Dataset items:
## Begin
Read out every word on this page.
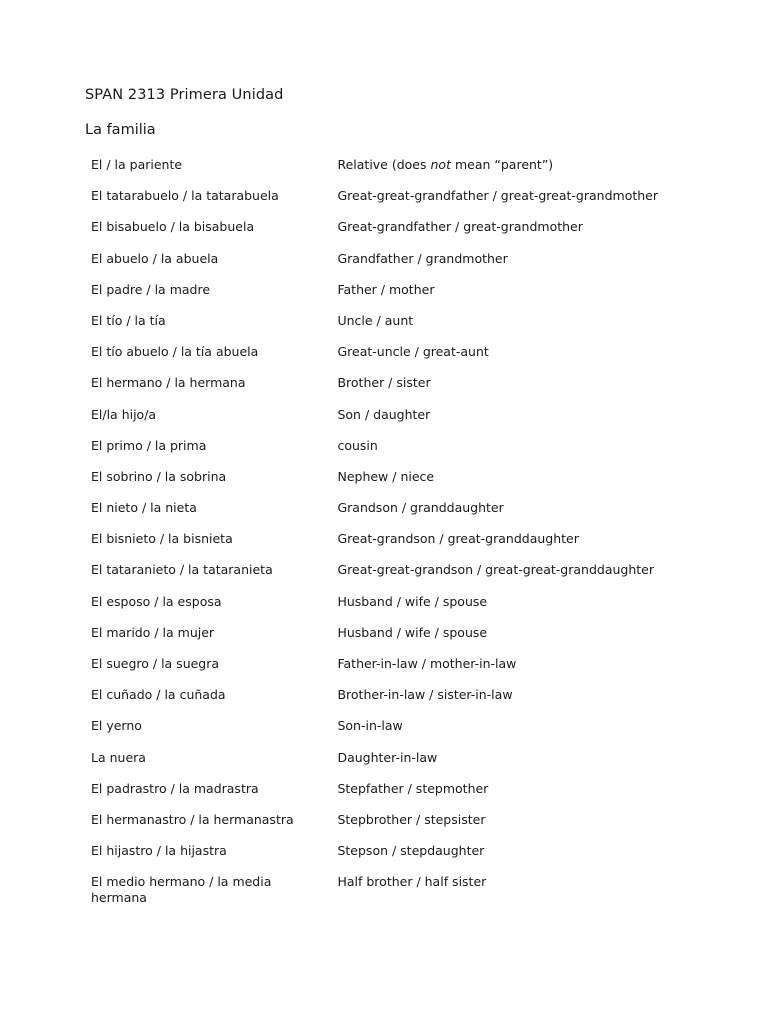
SPAN 2313 Primera Unidad
La familia
El / la pariente	Relative (does not mean “parent”)
El tatarabuelo / la tatarabuela	Great-great-grandfather / great-great-grandmother
El bisabuelo / la bisabuela	Great-grandfather / great-grandmother
El abuelo / la abuela	Grandfather / grandmother
El padre / la madre	Father / mother
El tío / la tía	Uncle / aunt
El tío abuelo / la tía abuela	Great-uncle / great-aunt
El hermano / la hermana	Brother / sister
El/la hijo/a	Son / daughter
El primo / la prima	cousin
El sobrino / la sobrina	Nephew / niece
El nieto / la nieta	Grandson / granddaughter
El bisnieto / la bisnieta	Great-grandson / great-granddaughter
El tataranieto / la tataranieta	Great-great-grandson / great-great-granddaughter
El esposo / la esposa	Husband / wife / spouse
El marido / la mujer	Husband / wife / spouse
El suegro / la suegra	Father-in-law / mother-in-law
El cuñado / la cuñada	Brother-in-law / sister-in-law
El yerno	Son-in-law
La nuera	Daughter-in-law
El padrastro / la madrastra	Stepfather / stepmother
El hermanastro / la hermanastra	Stepbrother / stepsister
El hijastro / la hijastra	Stepson / stepdaughter
El medio hermano / la media hermana	Half brother / half sister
## End
> _Directions_
Write out every line of the data that holds the word "Great".

> _Answer in full_
El tatarabuelo / la tatarabuela	Great-great-grandfather / great-great-grandmother
El bisabuelo / la bisabuela	Great-grandfather / great-grandmother
El tío abuelo / la tía abuela	Great-uncle / great-aunt
El bisnieto / la bisnieta	Great-grandson / great-granddaughter
El tataranieto / la tataranieta	Great-great-grandson / great-great-granddaughter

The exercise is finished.